▸ Aim of the task
Copy every record below, exactly as written.

## begin

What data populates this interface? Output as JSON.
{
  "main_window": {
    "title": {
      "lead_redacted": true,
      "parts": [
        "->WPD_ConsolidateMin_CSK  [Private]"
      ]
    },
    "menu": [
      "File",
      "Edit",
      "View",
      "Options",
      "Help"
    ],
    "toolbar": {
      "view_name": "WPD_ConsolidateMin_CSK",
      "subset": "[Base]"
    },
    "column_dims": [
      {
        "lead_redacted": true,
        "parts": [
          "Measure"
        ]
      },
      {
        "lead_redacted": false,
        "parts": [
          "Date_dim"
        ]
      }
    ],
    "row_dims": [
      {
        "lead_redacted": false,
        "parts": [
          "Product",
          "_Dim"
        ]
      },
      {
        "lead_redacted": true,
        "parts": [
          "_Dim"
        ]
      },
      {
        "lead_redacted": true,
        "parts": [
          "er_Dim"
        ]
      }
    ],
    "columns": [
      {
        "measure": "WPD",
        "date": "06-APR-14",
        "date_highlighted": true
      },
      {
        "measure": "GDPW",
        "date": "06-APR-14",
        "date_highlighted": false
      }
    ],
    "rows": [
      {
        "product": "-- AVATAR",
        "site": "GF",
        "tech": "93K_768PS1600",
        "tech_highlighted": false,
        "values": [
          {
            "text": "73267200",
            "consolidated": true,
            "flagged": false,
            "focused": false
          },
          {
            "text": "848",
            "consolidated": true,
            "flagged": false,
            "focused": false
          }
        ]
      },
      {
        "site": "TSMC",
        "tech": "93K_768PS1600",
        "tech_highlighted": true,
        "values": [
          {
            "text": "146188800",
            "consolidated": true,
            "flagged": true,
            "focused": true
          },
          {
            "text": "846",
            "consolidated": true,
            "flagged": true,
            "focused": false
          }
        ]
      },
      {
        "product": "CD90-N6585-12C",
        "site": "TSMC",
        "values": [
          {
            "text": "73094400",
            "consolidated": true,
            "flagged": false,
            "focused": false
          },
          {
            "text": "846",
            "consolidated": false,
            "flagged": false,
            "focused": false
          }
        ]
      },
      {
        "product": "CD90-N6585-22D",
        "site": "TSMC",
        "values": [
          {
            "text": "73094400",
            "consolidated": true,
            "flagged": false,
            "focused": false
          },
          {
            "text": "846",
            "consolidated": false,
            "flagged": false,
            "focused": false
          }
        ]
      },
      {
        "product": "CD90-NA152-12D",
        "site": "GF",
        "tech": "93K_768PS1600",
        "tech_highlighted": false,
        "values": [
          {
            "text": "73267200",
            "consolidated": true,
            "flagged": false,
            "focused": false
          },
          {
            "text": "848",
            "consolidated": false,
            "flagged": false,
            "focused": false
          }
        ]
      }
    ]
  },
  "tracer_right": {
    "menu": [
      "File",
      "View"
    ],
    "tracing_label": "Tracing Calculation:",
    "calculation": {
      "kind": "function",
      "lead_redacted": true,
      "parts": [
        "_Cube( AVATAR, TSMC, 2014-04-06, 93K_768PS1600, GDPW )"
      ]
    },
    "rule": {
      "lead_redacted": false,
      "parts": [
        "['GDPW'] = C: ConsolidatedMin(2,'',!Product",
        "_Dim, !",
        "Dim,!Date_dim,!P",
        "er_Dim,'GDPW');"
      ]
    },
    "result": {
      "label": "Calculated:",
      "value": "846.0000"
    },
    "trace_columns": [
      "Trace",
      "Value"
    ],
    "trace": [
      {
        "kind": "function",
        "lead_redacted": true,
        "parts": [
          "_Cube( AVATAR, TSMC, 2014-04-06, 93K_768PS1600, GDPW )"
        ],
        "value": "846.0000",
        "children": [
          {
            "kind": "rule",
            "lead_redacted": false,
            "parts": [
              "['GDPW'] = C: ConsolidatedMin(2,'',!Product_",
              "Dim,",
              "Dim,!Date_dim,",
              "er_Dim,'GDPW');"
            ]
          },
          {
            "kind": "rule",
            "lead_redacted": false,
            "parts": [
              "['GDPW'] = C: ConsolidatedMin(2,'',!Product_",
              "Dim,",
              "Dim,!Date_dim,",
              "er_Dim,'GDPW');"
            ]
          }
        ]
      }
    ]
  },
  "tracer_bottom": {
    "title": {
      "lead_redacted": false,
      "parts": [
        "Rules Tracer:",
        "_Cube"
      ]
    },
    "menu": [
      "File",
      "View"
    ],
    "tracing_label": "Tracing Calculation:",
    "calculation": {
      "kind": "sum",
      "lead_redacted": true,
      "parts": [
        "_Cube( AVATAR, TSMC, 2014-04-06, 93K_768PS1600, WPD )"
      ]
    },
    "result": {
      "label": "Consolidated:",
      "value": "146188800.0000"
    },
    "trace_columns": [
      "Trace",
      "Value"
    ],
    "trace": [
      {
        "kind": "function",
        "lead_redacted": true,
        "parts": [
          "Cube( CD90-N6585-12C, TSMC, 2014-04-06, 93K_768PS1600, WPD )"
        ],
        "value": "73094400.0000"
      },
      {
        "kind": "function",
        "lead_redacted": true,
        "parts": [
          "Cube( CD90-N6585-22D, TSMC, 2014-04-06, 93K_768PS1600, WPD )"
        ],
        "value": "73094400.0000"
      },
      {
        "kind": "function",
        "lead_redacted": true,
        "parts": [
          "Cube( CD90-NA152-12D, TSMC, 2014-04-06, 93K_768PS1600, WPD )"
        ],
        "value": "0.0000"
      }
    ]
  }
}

## end

▸ Solved problem
What data populates this interface? Output as JSON.
{
  "main_window": {
    "title": {
      "lead_redacted": true,
      "parts": [
        "->WPD_ConsolidateMin_CSK  [Private]"
      ]
    },
    "menu": [
      "File",
      "Edit",
      "View",
      "Options",
      "Help"
    ],
    "toolbar": {
      "view_name": "WPD_ConsolidateMin_CSK",
      "subset": "[Base]"
    },
    "column_dims": [
      {
        "lead_redacted": true,
        "parts": [
          "Measure"
        ]
      },
      {
        "lead_redacted": false,
        "parts": [
          "Date_dim"
        ]
      }
    ],
    "row_dims": [
      {
        "lead_redacted": false,
        "parts": [
          "Product",
          "_Dim"
        ]
      },
      {
        "lead_redacted": true,
        "parts": [
          "_Dim"
        ]
      },
      {
        "lead_redacted": true,
        "parts": [
          "er_Dim"
        ]
      }
    ],
    "columns": [
      {
        "measure": "WPD",
        "date": "06-APR-14",
        "date_highlighted": true
      },
      {
        "measure": "GDPW",
        "date": "06-APR-14",
        "date_highlighted": false
      }
    ],
    "rows": [
      {
        "product": "-- AVATAR",
        "site": "GF",
        "tech": "93K_768PS1600",
        "tech_highlighted": false,
        "values": [
          {
            "text": "73267200",
            "consolidated": true,
            "flagged": false,
            "focused": false
          },
          {
            "text": "848",
            "consolidated": true,
            "flagged": false,
            "focused": false
          }
        ]
      },
      {
        "site": "TSMC",
        "tech": "93K_768PS1600",
        "tech_highlighted": true,
        "values": [
          {
            "text": "146188800",
            "consolidated": true,
            "flagged": true,
            "focused": true
          },
          {
            "text": "846",
            "consolidated": true,
            "flagged": true,
            "focused": false
          }
        ]
      },
      {
        "product": "CD90-N6585-12C",
        "site": "TSMC",
        "values": [
          {
            "text": "73094400",
            "consolidated": true,
            "flagged": false,
            "focused": false
          },
          {
            "text": "846",
            "consolidated": false,
            "flagged": false,
            "focused": false
          }
        ]
      },
      {
        "product": "CD90-N6585-22D",
        "site": "TSMC",
        "values": [
          {
            "text": "73094400",
            "consolidated": true,
            "flagged": false,
            "focused": false
          },
          {
            "text": "846",
            "consolidated": false,
            "flagged": false,
            "focused": false
          }
        ]
      },
      {
        "product": "CD90-NA152-12D",
        "site": "GF",
        "tech": "93K_768PS1600",
        "tech_highlighted": false,
        "values": [
          {
            "text": "73267200",
            "consolidated": true,
            "flagged": false,
            "focused": false
          },
          {
            "text": "848",
            "consolidated": false,
            "flagged": false,
            "focused": false
          }
        ]
      }
    ]
  },
  "tracer_right": {
    "menu": [
      "File",
      "View"
    ],
    "tracing_label": "Tracing Calculation:",
    "calculation": {
      "kind": "function",
      "lead_redacted": true,
      "parts": [
        "_Cube( AVATAR, TSMC, 2014-04-06, 93K_768PS1600, GDPW )"
      ]
    },
    "rule": {
      "lead_redacted": false,
      "parts": [
        "['GDPW'] = C: ConsolidatedMin(2,'',!Product",
        "_Dim, !",
        "Dim,!Date_dim,!P",
        "er_Dim,'GDPW');"
      ]
    },
    "result": {
      "label": "Calculated:",
      "value": "846.0000"
    },
    "trace_columns": [
      "Trace",
      "Value"
    ],
    "trace": [
      {
        "kind": "function",
        "lead_redacted": true,
        "parts": [
          "_Cube( AVATAR, TSMC, 2014-04-06, 93K_768PS1600, GDPW )"
        ],
        "value": "846.0000",
        "children": [
          {
            "kind": "rule",
            "lead_redacted": false,
            "parts": [
              "['GDPW'] = C: ConsolidatedMin(2,'',!Product_",
              "Dim,",
              "Dim,!Date_dim,",
              "er_Dim,'GDPW');"
            ]
          },
          {
            "kind": "rule",
            "lead_redacted": false,
            "parts": [
              "['GDPW'] = C: ConsolidatedMin(2,'',!Product_",
              "Dim,",
              "Dim,!Date_dim,",
              "er_Dim,'GDPW');"
            ]
          }
        ]
      }
    ]
  },
  "tracer_bottom": {
    "title": {
      "lead_redacted": false,
      "parts": [
        "Rules Tracer:",
        "_Cube"
      ]
    },
    "menu": [
      "File",
      "View"
    ],
    "tracing_label": "Tracing Calculation:",
    "calculation": {
      "kind": "sum",
      "lead_redacted": true,
      "parts": [
        "_Cube( AVATAR, TSMC, 2014-04-06, 93K_768PS1600, WPD )"
      ]
    },
    "result": {
      "label": "Consolidated:",
      "value": "146188800.0000"
    },
    "trace_columns": [
      "Trace",
      "Value"
    ],
    "trace": [
      {
        "kind": "function",
        "lead_redacted": true,
        "parts": [
          "Cube( CD90-N6585-12C, TSMC, 2014-04-06, 93K_768PS1600, WPD )"
        ],
        "value": "73094400.0000"
      },
      {
        "kind": "function",
        "lead_redacted": true,
        "parts": [
          "Cube( CD90-N6585-22D, TSMC, 2014-04-06, 93K_768PS1600, WPD )"
        ],
        "value": "73094400.0000"
      },
      {
        "kind": "function",
        "lead_redacted": true,
        "parts": [
          "Cube( CD90-NA152-12D, TSMC, 2014-04-06, 93K_768PS1600, WPD )"
        ],
        "value": "0.0000"
      }
    ]
  }
}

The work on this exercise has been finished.